Records from a collection:
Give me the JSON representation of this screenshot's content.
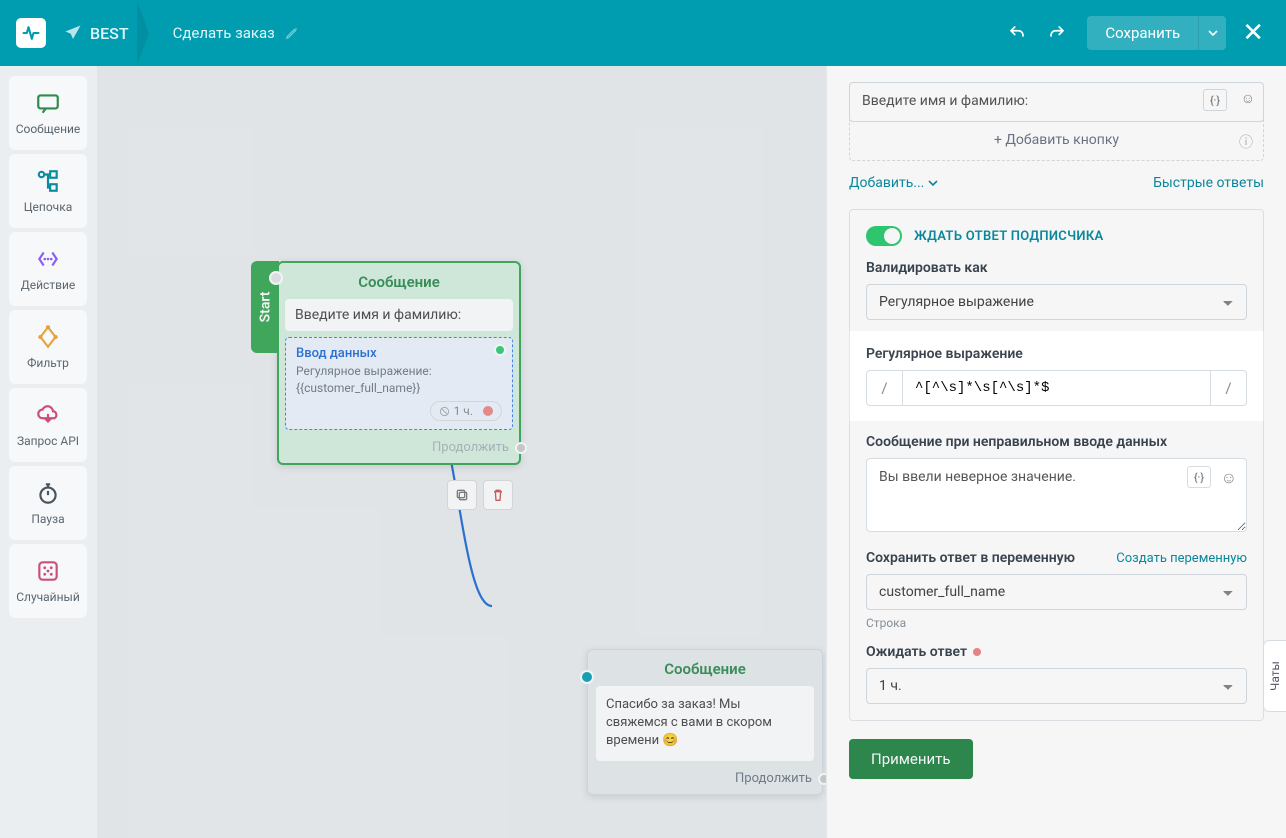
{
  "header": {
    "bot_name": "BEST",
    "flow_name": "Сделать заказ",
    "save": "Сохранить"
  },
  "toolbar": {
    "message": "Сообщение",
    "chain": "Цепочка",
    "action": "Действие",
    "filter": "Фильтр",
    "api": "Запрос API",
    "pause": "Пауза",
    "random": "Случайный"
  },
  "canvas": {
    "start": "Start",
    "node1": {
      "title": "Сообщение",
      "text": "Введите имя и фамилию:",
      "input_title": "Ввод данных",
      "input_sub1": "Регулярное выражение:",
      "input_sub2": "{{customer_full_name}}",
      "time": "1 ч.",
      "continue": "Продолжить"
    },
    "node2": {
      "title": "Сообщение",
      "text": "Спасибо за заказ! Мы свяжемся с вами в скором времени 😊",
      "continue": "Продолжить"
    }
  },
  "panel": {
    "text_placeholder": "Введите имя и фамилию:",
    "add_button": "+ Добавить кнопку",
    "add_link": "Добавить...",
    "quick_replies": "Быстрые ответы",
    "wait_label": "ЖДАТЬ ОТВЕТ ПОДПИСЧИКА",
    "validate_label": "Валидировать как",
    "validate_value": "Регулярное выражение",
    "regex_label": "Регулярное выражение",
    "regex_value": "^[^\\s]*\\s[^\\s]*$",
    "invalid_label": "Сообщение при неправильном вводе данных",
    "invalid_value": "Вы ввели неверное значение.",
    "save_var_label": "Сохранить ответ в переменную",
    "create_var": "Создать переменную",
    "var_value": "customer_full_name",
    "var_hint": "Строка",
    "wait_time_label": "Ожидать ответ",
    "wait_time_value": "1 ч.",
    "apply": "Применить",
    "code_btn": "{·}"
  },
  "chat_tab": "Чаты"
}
---
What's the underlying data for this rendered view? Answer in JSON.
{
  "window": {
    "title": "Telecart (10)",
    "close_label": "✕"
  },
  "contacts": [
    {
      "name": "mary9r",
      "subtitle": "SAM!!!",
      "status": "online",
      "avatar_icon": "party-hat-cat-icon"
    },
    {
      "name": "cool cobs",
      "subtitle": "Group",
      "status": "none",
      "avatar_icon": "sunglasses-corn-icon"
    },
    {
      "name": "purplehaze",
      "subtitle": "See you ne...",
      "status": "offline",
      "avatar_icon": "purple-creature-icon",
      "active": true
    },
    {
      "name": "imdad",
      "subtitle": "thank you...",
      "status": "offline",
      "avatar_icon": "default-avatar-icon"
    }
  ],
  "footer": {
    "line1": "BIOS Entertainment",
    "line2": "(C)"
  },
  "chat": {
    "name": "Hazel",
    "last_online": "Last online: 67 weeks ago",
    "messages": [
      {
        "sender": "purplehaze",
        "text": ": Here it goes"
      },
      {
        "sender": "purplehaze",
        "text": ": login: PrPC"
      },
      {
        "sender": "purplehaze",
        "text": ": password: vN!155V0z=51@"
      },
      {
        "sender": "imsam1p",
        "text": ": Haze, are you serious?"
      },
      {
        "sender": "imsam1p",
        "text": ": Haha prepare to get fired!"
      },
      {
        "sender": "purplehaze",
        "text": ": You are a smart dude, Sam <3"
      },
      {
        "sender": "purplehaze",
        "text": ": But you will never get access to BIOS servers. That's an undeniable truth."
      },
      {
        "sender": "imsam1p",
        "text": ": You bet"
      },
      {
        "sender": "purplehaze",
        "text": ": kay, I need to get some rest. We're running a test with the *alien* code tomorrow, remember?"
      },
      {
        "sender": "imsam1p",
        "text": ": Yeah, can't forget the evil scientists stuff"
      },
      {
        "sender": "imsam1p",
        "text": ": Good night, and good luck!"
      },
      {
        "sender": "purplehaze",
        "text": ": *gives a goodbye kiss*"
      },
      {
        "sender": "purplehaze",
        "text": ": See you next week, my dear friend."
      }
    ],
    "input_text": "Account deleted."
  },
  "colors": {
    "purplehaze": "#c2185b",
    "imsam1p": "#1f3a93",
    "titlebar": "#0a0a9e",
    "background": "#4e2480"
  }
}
--
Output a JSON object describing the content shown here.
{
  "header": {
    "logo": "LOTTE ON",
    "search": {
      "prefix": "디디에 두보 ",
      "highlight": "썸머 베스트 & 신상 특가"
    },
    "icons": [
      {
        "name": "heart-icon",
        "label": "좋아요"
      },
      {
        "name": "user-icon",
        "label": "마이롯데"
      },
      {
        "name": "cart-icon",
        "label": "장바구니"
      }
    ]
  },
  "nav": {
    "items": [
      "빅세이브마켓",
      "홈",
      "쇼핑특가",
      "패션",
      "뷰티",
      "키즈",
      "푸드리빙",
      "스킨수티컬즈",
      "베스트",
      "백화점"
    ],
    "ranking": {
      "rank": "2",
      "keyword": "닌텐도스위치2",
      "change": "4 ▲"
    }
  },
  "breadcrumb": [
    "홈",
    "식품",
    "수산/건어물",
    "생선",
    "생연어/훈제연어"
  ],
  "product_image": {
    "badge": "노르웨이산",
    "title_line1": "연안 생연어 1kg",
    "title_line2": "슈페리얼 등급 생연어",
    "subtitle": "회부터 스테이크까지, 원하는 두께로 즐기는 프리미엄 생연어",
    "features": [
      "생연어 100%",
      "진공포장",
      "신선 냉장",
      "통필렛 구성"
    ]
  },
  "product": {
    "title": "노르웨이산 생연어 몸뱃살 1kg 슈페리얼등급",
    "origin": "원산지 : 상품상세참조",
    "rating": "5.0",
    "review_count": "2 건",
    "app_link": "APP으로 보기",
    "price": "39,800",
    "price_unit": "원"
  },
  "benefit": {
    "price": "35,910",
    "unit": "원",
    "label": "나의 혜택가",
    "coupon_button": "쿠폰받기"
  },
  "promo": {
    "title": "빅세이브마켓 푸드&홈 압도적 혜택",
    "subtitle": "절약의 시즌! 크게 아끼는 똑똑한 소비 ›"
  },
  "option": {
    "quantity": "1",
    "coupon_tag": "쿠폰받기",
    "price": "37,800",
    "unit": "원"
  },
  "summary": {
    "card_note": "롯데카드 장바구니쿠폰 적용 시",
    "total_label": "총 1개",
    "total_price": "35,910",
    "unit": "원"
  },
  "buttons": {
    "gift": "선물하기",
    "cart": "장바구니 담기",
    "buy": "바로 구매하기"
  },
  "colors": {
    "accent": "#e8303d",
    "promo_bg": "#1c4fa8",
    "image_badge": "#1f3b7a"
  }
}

TASK STATEMENT -> Nothing but a number is needed here: how many lines hold the string "заказ"?

SOLUTION -> 2